** Start of Supplied records **
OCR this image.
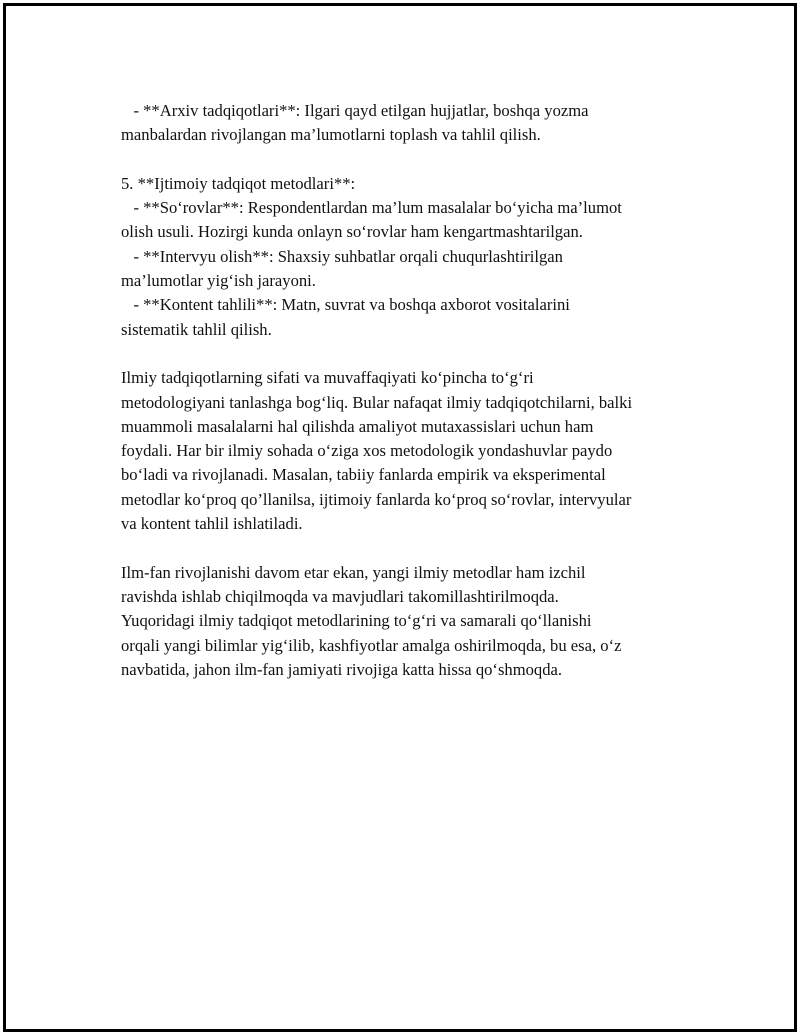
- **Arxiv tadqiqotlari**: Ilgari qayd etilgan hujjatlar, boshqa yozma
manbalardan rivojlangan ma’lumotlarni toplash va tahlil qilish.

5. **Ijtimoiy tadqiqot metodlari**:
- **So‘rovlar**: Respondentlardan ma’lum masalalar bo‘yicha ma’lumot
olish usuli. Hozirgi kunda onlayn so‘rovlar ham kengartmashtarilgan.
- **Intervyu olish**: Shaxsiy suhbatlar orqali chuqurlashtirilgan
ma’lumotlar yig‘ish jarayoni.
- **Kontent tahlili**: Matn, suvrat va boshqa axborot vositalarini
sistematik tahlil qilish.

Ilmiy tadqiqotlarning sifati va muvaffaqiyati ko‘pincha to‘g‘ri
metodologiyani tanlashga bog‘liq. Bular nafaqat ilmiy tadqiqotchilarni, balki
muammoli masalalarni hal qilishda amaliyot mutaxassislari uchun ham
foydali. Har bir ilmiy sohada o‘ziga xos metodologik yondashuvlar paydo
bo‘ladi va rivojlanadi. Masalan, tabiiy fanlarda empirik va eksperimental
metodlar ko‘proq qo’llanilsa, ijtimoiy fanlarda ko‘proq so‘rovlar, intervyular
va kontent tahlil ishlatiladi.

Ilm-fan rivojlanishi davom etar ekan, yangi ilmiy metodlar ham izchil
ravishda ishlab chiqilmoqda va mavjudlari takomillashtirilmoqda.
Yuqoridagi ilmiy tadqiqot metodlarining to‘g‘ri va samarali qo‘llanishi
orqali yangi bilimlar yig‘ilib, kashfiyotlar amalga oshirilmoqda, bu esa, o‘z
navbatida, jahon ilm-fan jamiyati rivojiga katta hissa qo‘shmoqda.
** End of Supplied records **
■ What you will do: Please write out all the data again word for word, but not the pictures.

■ Correct answer:
OCR this image.
- **Arxiv tadqiqotlari**: Ilgari qayd etilgan hujjatlar, boshqa yozma
manbalardan rivojlangan ma’lumotlarni toplash va tahlil qilish.

5. **Ijtimoiy tadqiqot metodlari**:
- **So‘rovlar**: Respondentlardan ma’lum masalalar bo‘yicha ma’lumot
olish usuli. Hozirgi kunda onlayn so‘rovlar ham kengartmashtarilgan.
- **Intervyu olish**: Shaxsiy suhbatlar orqali chuqurlashtirilgan
ma’lumotlar yig‘ish jarayoni.
- **Kontent tahlili**: Matn, suvrat va boshqa axborot vositalarini
sistematik tahlil qilish.

Ilmiy tadqiqotlarning sifati va muvaffaqiyati ko‘pincha to‘g‘ri
metodologiyani tanlashga bog‘liq. Bular nafaqat ilmiy tadqiqotchilarni, balki
muammoli masalalarni hal qilishda amaliyot mutaxassislari uchun ham
foydali. Har bir ilmiy sohada o‘ziga xos metodologik yondashuvlar paydo
bo‘ladi va rivojlanadi. Masalan, tabiiy fanlarda empirik va eksperimental
metodlar ko‘proq qo’llanilsa, ijtimoiy fanlarda ko‘proq so‘rovlar, intervyular
va kontent tahlil ishlatiladi.

Ilm-fan rivojlanishi davom etar ekan, yangi ilmiy metodlar ham izchil
ravishda ishlab chiqilmoqda va mavjudlari takomillashtirilmoqda.
Yuqoridagi ilmiy tadqiqot metodlarining to‘g‘ri va samarali qo‘llanishi
orqali yangi bilimlar yig‘ilib, kashfiyotlar amalga oshirilmoqda, bu esa, o‘z
navbatida, jahon ilm-fan jamiyati rivojiga katta hissa qo‘shmoqda.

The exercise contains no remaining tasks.